PROBLEM DESCRIPTION - Search the entries below. Return every line that has "What" in it.

---- RECORDS TO PROCESS

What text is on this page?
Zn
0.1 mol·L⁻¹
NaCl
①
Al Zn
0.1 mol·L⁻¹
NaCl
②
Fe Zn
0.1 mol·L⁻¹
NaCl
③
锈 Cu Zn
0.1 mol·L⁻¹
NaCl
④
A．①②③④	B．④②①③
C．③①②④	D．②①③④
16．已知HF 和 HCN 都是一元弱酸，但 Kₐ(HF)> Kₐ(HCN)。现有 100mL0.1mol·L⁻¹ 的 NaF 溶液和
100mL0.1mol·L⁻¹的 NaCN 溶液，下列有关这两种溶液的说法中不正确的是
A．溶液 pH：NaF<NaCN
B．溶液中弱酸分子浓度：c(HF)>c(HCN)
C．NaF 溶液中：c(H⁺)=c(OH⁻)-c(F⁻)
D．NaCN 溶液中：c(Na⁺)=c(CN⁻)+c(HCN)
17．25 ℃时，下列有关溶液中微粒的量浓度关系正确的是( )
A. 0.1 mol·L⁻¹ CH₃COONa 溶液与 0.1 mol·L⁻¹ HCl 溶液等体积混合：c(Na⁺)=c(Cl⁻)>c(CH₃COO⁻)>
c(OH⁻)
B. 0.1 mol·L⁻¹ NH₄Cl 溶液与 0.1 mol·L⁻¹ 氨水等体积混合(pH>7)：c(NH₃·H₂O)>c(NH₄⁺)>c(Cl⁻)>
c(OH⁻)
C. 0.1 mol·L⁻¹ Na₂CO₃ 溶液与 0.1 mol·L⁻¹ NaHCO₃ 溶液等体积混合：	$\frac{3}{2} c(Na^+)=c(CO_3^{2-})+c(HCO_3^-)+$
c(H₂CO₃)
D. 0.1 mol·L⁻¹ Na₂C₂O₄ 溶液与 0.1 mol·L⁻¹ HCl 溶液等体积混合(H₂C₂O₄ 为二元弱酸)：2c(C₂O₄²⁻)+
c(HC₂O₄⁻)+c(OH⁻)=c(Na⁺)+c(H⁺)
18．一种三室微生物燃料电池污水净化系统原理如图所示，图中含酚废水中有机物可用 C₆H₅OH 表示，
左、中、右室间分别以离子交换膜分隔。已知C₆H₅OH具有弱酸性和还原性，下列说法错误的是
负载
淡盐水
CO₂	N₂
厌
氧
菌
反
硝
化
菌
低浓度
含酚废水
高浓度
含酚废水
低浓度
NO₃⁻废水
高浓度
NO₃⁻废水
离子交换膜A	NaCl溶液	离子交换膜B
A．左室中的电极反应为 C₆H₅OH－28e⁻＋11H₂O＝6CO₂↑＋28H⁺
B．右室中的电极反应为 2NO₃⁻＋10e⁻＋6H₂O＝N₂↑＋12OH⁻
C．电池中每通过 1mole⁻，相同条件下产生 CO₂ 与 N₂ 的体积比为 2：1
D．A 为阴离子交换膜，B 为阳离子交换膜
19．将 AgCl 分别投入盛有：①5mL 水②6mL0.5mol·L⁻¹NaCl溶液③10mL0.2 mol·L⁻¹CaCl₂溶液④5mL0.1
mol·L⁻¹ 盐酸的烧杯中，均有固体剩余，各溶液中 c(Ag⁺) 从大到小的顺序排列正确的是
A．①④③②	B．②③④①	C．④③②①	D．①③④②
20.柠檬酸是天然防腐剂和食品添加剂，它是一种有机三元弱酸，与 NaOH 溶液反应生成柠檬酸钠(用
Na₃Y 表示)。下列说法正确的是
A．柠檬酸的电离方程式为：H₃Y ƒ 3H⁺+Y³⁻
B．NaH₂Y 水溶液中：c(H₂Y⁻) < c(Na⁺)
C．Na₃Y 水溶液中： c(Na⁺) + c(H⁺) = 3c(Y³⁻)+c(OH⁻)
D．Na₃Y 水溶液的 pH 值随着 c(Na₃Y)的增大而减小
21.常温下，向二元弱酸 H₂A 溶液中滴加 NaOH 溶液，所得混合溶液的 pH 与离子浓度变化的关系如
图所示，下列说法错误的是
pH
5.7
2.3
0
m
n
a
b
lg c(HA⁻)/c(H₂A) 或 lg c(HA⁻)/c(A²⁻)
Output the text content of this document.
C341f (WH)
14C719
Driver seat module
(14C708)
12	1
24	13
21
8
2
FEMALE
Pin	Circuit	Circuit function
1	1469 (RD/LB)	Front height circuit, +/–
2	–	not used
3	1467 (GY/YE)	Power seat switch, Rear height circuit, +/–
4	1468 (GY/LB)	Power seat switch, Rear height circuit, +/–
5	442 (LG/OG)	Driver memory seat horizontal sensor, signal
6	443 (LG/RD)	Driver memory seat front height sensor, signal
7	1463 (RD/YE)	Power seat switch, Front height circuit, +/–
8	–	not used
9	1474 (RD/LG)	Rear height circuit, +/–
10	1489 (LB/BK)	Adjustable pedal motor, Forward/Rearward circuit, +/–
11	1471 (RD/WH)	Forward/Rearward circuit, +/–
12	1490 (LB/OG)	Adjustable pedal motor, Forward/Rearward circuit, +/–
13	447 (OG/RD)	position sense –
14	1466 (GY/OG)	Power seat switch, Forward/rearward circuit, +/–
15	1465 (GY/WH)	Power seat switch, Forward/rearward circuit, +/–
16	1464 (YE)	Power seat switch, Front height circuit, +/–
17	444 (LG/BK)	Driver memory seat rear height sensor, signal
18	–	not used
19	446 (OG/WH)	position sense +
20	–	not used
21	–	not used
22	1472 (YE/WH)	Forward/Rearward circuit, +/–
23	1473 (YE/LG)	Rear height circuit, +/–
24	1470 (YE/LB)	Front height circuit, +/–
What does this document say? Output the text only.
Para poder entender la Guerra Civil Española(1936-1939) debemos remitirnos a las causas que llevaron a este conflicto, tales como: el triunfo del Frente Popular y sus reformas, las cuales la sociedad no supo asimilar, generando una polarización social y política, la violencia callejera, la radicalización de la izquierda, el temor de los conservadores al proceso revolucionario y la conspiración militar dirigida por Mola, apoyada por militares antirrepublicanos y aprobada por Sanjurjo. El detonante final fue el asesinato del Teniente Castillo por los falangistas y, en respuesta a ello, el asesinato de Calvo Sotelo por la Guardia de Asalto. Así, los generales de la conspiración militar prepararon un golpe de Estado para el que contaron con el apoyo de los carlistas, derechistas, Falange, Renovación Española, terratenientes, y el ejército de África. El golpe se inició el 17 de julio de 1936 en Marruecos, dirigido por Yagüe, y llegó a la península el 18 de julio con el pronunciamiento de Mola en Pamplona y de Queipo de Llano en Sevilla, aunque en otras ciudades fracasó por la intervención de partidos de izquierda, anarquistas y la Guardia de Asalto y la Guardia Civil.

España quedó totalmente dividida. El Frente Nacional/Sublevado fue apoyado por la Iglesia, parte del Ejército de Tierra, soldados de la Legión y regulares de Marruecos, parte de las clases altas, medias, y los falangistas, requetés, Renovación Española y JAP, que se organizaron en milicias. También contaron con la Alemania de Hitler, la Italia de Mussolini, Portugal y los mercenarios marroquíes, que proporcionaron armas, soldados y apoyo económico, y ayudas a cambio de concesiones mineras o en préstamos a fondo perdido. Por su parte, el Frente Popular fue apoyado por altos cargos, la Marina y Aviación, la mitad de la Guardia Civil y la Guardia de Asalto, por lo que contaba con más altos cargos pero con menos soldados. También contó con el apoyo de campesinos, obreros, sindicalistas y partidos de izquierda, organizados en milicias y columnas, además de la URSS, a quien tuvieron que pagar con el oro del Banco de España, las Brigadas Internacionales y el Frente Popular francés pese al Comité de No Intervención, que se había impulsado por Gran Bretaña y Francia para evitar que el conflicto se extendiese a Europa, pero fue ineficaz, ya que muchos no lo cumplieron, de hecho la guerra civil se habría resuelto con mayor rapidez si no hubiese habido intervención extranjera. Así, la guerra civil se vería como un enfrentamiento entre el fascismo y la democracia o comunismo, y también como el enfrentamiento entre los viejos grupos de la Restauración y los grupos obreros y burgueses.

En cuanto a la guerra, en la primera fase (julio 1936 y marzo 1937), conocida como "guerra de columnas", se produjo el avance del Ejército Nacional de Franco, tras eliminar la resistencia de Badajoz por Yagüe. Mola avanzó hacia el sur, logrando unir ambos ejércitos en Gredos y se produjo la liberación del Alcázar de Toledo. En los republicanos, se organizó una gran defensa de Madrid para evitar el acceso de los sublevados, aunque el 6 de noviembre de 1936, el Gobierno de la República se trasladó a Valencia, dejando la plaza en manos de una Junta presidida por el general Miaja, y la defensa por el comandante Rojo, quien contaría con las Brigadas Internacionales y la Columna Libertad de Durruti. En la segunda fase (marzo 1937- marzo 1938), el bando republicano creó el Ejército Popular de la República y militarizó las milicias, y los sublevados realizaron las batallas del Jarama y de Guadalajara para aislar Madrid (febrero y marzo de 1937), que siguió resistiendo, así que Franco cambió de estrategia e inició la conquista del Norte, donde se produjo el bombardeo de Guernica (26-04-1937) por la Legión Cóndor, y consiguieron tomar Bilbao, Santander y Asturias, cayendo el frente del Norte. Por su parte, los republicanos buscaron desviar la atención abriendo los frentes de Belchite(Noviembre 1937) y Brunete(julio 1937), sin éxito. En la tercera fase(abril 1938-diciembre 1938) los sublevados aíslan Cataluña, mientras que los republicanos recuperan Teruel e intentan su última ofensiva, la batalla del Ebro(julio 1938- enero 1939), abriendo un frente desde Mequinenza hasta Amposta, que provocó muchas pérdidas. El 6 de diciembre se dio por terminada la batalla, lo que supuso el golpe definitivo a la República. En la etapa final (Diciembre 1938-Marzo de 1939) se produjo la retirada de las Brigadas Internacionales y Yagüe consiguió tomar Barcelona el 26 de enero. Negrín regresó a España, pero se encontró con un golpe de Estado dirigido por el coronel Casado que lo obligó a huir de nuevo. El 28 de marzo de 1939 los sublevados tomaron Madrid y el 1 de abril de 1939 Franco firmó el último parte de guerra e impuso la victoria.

--------

TASK SOLUTION -
What text is on this page?
What does this document say? Output the text only.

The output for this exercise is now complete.